THE PROBLEM :: Output each entry exactly; skip nothing.

Stored data ::

-=-=-=-=-

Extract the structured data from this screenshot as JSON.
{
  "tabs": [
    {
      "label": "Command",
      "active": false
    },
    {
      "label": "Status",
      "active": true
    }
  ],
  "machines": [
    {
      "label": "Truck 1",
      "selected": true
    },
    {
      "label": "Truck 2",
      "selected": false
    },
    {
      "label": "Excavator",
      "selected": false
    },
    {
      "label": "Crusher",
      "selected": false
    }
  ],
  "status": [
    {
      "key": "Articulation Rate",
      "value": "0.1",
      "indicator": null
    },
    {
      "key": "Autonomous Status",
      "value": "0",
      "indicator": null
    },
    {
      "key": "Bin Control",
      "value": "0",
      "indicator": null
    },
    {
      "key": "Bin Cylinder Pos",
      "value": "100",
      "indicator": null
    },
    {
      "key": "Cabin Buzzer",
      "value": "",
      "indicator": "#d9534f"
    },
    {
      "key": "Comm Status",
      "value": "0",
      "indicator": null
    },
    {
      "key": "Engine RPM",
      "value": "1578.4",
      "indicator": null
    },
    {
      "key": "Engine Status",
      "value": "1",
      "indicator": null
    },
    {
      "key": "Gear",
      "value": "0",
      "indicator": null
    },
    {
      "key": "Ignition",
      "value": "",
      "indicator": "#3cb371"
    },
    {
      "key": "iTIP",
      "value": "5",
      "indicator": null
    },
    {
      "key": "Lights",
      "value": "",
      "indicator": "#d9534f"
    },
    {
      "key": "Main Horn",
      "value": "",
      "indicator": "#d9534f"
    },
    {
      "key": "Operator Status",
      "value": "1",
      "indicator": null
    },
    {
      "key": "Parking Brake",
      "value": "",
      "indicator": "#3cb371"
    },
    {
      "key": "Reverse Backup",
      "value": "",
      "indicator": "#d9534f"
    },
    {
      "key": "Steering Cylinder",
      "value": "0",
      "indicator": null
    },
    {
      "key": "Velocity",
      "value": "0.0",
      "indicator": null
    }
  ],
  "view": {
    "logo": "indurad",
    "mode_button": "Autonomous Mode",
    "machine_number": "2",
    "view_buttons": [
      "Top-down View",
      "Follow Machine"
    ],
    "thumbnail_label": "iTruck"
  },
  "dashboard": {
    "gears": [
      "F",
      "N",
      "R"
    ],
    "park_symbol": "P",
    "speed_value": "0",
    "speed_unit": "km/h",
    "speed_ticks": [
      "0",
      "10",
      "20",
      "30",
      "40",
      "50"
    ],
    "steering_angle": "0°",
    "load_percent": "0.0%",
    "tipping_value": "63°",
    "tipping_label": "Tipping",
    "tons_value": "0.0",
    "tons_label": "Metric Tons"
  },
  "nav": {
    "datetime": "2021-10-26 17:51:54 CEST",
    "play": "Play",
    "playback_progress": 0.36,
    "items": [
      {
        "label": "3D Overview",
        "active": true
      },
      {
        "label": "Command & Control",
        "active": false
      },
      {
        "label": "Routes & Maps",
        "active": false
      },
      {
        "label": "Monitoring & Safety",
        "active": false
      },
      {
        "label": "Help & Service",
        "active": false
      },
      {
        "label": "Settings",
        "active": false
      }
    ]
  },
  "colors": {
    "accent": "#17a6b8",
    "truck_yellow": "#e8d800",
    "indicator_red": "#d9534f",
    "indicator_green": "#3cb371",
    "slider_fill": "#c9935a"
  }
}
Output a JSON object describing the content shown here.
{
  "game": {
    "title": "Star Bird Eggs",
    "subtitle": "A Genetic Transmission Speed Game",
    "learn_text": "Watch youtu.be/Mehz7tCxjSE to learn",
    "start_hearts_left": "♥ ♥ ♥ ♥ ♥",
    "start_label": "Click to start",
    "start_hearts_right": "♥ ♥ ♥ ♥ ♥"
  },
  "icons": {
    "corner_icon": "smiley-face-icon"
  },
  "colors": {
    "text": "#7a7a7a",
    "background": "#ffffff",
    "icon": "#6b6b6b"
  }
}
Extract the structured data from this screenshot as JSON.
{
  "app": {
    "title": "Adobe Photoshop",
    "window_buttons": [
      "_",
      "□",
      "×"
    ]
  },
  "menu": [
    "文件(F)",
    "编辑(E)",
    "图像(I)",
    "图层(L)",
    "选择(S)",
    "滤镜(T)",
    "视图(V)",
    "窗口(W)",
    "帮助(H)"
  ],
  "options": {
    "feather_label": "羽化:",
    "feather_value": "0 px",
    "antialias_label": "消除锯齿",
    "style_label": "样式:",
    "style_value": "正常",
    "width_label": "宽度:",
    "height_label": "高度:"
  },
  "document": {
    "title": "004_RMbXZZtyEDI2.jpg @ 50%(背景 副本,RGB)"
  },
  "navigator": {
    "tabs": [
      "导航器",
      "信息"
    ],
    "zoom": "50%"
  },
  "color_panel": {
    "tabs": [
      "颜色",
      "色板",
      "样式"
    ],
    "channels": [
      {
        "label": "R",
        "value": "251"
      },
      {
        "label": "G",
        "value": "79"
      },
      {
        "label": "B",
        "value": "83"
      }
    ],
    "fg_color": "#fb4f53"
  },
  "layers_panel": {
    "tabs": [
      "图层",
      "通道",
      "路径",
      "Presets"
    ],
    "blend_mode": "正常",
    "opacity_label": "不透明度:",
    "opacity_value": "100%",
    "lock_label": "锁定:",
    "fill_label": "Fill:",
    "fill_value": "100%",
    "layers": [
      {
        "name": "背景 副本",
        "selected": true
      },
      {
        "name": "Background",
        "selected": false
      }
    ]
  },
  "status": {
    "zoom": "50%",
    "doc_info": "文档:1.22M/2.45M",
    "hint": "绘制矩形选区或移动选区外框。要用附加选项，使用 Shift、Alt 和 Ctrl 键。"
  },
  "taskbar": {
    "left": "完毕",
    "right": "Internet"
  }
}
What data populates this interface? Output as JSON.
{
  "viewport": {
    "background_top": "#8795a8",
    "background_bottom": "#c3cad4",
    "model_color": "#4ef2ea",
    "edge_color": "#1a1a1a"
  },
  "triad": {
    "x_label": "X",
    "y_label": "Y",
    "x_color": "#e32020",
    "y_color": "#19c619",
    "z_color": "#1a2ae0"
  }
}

-=-=-=-=-

RESULT ::
Extract the structured data from this screenshot as JSON.
{
  "tabs": [
    {
      "label": "Command",
      "active": false
    },
    {
      "label": "Status",
      "active": true
    }
  ],
  "machines": [
    {
      "label": "Truck 1",
      "selected": true
    },
    {
      "label": "Truck 2",
      "selected": false
    },
    {
      "label": "Excavator",
      "selected": false
    },
    {
      "label": "Crusher",
      "selected": false
    }
  ],
  "status": [
    {
      "key": "Articulation Rate",
      "value": "0.1",
      "indicator": null
    },
    {
      "key": "Autonomous Status",
      "value": "0",
      "indicator": null
    },
    {
      "key": "Bin Control",
      "value": "0",
      "indicator": null
    },
    {
      "key": "Bin Cylinder Pos",
      "value": "100",
      "indicator": null
    },
    {
      "key": "Cabin Buzzer",
      "value": "",
      "indicator": "#d9534f"
    },
    {
      "key": "Comm Status",
      "value": "0",
      "indicator": null
    },
    {
      "key": "Engine RPM",
      "value": "1578.4",
      "indicator": null
    },
    {
      "key": "Engine Status",
      "value": "1",
      "indicator": null
    },
    {
      "key": "Gear",
      "value": "0",
      "indicator": null
    },
    {
      "key": "Ignition",
      "value": "",
      "indicator": "#3cb371"
    },
    {
      "key": "iTIP",
      "value": "5",
      "indicator": null
    },
    {
      "key": "Lights",
      "value": "",
      "indicator": "#d9534f"
    },
    {
      "key": "Main Horn",
      "value": "",
      "indicator": "#d9534f"
    },
    {
      "key": "Operator Status",
      "value": "1",
      "indicator": null
    },
    {
      "key": "Parking Brake",
      "value": "",
      "indicator": "#3cb371"
    },
    {
      "key": "Reverse Backup",
      "value": "",
      "indicator": "#d9534f"
    },
    {
      "key": "Steering Cylinder",
      "value": "0",
      "indicator": null
    },
    {
      "key": "Velocity",
      "value": "0.0",
      "indicator": null
    }
  ],
  "view": {
    "logo": "indurad",
    "mode_button": "Autonomous Mode",
    "machine_number": "2",
    "view_buttons": [
      "Top-down View",
      "Follow Machine"
    ],
    "thumbnail_label": "iTruck"
  },
  "dashboard": {
    "gears": [
      "F",
      "N",
      "R"
    ],
    "park_symbol": "P",
    "speed_value": "0",
    "speed_unit": "km/h",
    "speed_ticks": [
      "0",
      "10",
      "20",
      "30",
      "40",
      "50"
    ],
    "steering_angle": "0°",
    "load_percent": "0.0%",
    "tipping_value": "63°",
    "tipping_label": "Tipping",
    "tons_value": "0.0",
    "tons_label": "Metric Tons"
  },
  "nav": {
    "datetime": "2021-10-26 17:51:54 CEST",
    "play": "Play",
    "playback_progress": 0.36,
    "items": [
      {
        "label": "3D Overview",
        "active": true
      },
      {
        "label": "Command & Control",
        "active": false
      },
      {
        "label": "Routes & Maps",
        "active": false
      },
      {
        "label": "Monitoring & Safety",
        "active": false
      },
      {
        "label": "Help & Service",
        "active": false
      },
      {
        "label": "Settings",
        "active": false
      }
    ]
  },
  "colors": {
    "accent": "#17a6b8",
    "truck_yellow": "#e8d800",
    "indicator_red": "#d9534f",
    "indicator_green": "#3cb371",
    "slider_fill": "#c9935a"
  }
}
Output a JSON object describing the content shown here.
{
  "game": {
    "title": "Star Bird Eggs",
    "subtitle": "A Genetic Transmission Speed Game",
    "learn_text": "Watch youtu.be/Mehz7tCxjSE to learn",
    "start_hearts_left": "♥ ♥ ♥ ♥ ♥",
    "start_label": "Click to start",
    "start_hearts_right": "♥ ♥ ♥ ♥ ♥"
  },
  "icons": {
    "corner_icon": "smiley-face-icon"
  },
  "colors": {
    "text": "#7a7a7a",
    "background": "#ffffff",
    "icon": "#6b6b6b"
  }
}
Extract the structured data from this screenshot as JSON.
{
  "app": {
    "title": "Adobe Photoshop",
    "window_buttons": [
      "_",
      "□",
      "×"
    ]
  },
  "menu": [
    "文件(F)",
    "编辑(E)",
    "图像(I)",
    "图层(L)",
    "选择(S)",
    "滤镜(T)",
    "视图(V)",
    "窗口(W)",
    "帮助(H)"
  ],
  "options": {
    "feather_label": "羽化:",
    "feather_value": "0 px",
    "antialias_label": "消除锯齿",
    "style_label": "样式:",
    "style_value": "正常",
    "width_label": "宽度:",
    "height_label": "高度:"
  },
  "document": {
    "title": "004_RMbXZZtyEDI2.jpg @ 50%(背景 副本,RGB)"
  },
  "navigator": {
    "tabs": [
      "导航器",
      "信息"
    ],
    "zoom": "50%"
  },
  "color_panel": {
    "tabs": [
      "颜色",
      "色板",
      "样式"
    ],
    "channels": [
      {
        "label": "R",
        "value": "251"
      },
      {
        "label": "G",
        "value": "79"
      },
      {
        "label": "B",
        "value": "83"
      }
    ],
    "fg_color": "#fb4f53"
  },
  "layers_panel": {
    "tabs": [
      "图层",
      "通道",
      "路径",
      "Presets"
    ],
    "blend_mode": "正常",
    "opacity_label": "不透明度:",
    "opacity_value": "100%",
    "lock_label": "锁定:",
    "fill_label": "Fill:",
    "fill_value": "100%",
    "layers": [
      {
        "name": "背景 副本",
        "selected": true
      },
      {
        "name": "Background",
        "selected": false
      }
    ]
  },
  "status": {
    "zoom": "50%",
    "doc_info": "文档:1.22M/2.45M",
    "hint": "绘制矩形选区或移动选区外框。要用附加选项，使用 Shift、Alt 和 Ctrl 键。"
  },
  "taskbar": {
    "left": "完毕",
    "right": "Internet"
  }
}
What data populates this interface? Output as JSON.
{
  "viewport": {
    "background_top": "#8795a8",
    "background_bottom": "#c3cad4",
    "model_color": "#4ef2ea",
    "edge_color": "#1a1a1a"
  },
  "triad": {
    "x_label": "X",
    "y_label": "Y",
    "x_color": "#e32020",
    "y_color": "#19c619",
    "z_color": "#1a2ae0"
  }
}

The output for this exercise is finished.